_RECORDS TO PROCESS_:
..............................

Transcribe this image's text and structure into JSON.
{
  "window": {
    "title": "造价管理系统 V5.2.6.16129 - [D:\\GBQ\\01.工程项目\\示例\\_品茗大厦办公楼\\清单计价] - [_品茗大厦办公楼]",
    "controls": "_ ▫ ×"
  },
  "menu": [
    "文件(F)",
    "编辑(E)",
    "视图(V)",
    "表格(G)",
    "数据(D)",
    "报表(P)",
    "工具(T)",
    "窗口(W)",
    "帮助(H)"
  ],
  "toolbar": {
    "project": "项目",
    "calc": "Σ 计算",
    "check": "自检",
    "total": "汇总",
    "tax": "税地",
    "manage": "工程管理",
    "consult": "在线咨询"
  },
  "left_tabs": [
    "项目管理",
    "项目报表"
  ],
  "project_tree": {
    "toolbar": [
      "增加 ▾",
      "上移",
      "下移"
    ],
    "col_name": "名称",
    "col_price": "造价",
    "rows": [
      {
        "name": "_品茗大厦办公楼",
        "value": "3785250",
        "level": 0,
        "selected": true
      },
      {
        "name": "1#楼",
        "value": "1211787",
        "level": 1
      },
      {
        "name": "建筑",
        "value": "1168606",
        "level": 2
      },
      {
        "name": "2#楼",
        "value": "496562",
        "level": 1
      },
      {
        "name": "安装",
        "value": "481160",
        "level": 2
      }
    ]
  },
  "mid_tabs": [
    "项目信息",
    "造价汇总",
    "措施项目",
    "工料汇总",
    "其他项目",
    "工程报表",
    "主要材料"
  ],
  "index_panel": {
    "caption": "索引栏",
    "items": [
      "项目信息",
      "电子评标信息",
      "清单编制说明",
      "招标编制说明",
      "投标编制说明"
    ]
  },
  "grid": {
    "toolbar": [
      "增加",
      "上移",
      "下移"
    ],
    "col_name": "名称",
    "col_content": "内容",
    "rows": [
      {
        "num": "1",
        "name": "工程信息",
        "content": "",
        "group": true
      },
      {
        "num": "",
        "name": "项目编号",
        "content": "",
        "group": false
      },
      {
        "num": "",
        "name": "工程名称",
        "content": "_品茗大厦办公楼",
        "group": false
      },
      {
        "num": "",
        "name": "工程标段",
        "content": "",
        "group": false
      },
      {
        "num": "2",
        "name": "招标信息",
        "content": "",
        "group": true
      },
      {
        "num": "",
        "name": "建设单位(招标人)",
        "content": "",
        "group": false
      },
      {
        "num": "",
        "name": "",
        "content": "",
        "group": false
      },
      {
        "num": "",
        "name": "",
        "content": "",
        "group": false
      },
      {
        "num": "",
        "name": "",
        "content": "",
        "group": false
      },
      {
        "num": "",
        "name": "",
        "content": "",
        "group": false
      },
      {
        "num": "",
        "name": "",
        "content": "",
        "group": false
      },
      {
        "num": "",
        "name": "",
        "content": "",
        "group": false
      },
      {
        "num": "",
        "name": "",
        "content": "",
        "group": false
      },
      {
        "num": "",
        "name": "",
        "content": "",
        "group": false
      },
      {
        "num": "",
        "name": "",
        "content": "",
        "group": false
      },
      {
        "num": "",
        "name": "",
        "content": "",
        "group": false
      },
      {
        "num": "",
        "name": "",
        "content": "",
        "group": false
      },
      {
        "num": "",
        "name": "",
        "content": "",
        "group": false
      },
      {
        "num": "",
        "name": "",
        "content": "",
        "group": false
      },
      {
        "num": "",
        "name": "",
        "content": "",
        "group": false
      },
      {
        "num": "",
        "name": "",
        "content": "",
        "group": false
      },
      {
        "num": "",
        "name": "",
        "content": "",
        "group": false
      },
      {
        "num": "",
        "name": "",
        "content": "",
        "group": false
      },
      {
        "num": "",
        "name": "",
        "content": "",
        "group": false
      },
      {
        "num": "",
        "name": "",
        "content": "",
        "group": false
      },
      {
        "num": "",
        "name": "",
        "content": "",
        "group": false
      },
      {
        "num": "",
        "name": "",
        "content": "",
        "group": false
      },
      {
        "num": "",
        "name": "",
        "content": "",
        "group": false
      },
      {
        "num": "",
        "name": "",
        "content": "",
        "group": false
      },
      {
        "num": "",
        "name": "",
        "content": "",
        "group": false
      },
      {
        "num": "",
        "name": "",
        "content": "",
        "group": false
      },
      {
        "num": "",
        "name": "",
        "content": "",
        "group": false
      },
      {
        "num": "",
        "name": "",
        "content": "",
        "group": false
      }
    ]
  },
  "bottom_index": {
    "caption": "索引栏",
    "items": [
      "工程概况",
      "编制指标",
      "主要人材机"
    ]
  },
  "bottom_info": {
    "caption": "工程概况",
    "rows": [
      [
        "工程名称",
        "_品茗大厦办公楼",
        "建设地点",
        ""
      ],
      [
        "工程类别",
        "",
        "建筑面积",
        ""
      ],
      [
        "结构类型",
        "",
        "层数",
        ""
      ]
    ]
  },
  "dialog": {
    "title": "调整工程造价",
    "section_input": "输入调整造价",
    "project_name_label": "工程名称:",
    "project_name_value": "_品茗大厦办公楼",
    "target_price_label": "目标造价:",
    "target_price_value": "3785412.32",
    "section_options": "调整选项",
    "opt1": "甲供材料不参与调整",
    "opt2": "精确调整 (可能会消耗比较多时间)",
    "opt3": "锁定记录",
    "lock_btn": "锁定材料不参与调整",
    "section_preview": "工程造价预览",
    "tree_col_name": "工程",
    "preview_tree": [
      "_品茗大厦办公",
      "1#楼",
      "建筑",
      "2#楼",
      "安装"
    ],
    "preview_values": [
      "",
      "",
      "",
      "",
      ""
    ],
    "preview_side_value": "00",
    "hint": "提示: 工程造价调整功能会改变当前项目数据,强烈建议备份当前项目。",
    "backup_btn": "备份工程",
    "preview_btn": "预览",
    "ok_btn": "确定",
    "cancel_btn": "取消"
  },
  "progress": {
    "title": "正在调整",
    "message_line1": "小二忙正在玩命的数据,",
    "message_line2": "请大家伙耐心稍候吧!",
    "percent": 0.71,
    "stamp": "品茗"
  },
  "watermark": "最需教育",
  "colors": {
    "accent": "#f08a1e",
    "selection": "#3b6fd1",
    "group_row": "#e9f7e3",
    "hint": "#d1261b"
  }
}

..............................

_TASK REQUIREMENTS_: Extract every line containing the string "hint" from the data above.

_RESULT OF THIS EXERCISE_:
    "hint": "提示: 工程造价调整功能会改变当前项目数据,强烈建议备份当前项目。",
    "hint": "#d1261b"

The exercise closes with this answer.